---------- Data records

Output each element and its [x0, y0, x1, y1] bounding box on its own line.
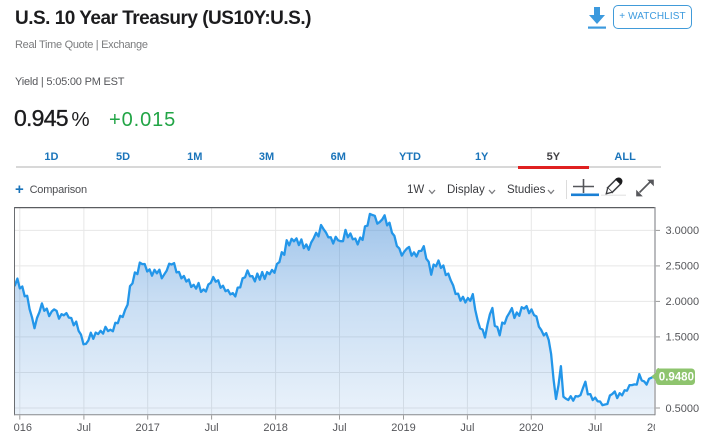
svg-text:Jul: Jul — [332, 422, 346, 434]
svg-text:2.5000: 2.5000 — [666, 261, 700, 273]
svg-text:Jul: Jul — [460, 422, 474, 434]
svg-text:1.5000: 1.5000 — [666, 332, 700, 344]
svg-text:Jul: Jul — [588, 422, 602, 434]
svg-text:2021: 2021 — [647, 422, 671, 434]
svg-text:3.0000: 3.0000 — [666, 225, 700, 237]
svg-text:2.0000: 2.0000 — [666, 296, 700, 308]
svg-text:2016: 2016 — [8, 422, 32, 434]
svg-text:2019: 2019 — [391, 422, 415, 434]
svg-text:2018: 2018 — [263, 422, 287, 434]
svg-text:0.5000: 0.5000 — [666, 403, 700, 415]
svg-text:0.9480: 0.9480 — [659, 372, 694, 384]
svg-text:Jul: Jul — [77, 422, 91, 434]
svg-text:2020: 2020 — [519, 422, 543, 434]
svg-text:2017: 2017 — [135, 422, 159, 434]
svg-text:Jul: Jul — [205, 422, 219, 434]
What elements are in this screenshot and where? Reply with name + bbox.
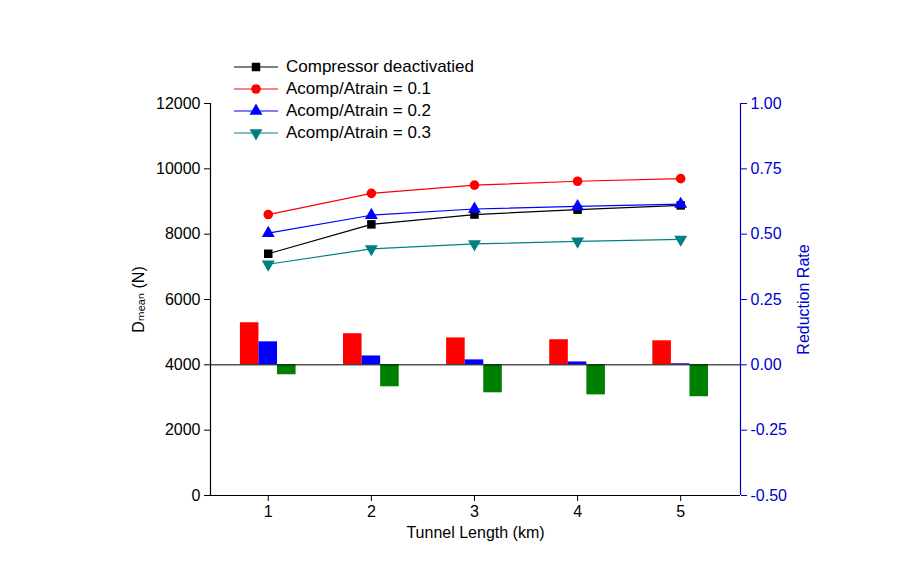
- svg-text:0.50: 0.50: [751, 225, 782, 242]
- svg-text:5: 5: [676, 503, 685, 520]
- svg-text:0.25: 0.25: [751, 291, 782, 308]
- svg-text:-0.25: -0.25: [751, 421, 788, 438]
- svg-text:4000: 4000: [165, 356, 201, 373]
- svg-text:Dₘₑₐₙ (N): Dₘₑₐₙ (N): [130, 266, 147, 332]
- html-text:Acomp/Atrain = 0.1: Acomp/Atrain = 0.1: [286, 79, 432, 98]
- svg-text:1.00: 1.00: [751, 95, 782, 112]
- svg-text:10000: 10000: [156, 160, 201, 177]
- svg-text:Tunnel Length (km): Tunnel Length (km): [406, 524, 544, 541]
- svg-text:4: 4: [573, 503, 582, 520]
- svg-text:Reduction Rate: Reduction Rate: [795, 244, 812, 354]
- html-text:Acomp/Atrain = 0.3: Acomp/Atrain = 0.3: [286, 123, 432, 142]
- svg-text:1: 1: [264, 503, 273, 520]
- svg-text:6000: 6000: [165, 291, 201, 308]
- html-text:Acomp/Atrain = 0.2: Acomp/Atrain = 0.2: [286, 101, 432, 120]
- svg-text:2000: 2000: [165, 421, 201, 438]
- html-text:Compressor deactivatied: Compressor deactivatied: [286, 57, 474, 76]
- svg-text:8000: 8000: [165, 225, 201, 242]
- svg-text:12000: 12000: [156, 95, 201, 112]
- svg-text:3: 3: [470, 503, 479, 520]
- svg-text:-0.50: -0.50: [751, 487, 788, 504]
- svg-text:0: 0: [192, 487, 201, 504]
- svg-text:0.75: 0.75: [751, 160, 782, 177]
- svg-text:0.00: 0.00: [751, 356, 782, 373]
- svg-text:2: 2: [367, 503, 376, 520]
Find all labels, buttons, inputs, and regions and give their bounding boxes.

--------------------

--- What you will do ---
Return the lines of data starting at the line containing "svg-text:Jul: Jul — [332, 422, 346, 434]" and ending at the line containing "svg-text:2018: 2018 — [263, 422, 287, 434]", both included, copied character for character.

--- The reply ---
svg-text:Jul: Jul — [332, 422, 346, 434]
svg-text:2.5000: 2.5000 — [666, 261, 700, 273]
svg-text:Jul: Jul — [460, 422, 474, 434]
svg-text:1.5000: 1.5000 — [666, 332, 700, 344]
svg-text:Jul: Jul — [588, 422, 602, 434]
svg-text:2021: 2021 — [647, 422, 671, 434]
svg-text:3.0000: 3.0000 — [666, 225, 700, 237]
svg-text:2.0000: 2.0000 — [666, 296, 700, 308]
svg-text:2016: 2016 — [8, 422, 32, 434]
svg-text:2019: 2019 — [391, 422, 415, 434]
svg-text:2018: 2018 — [263, 422, 287, 434]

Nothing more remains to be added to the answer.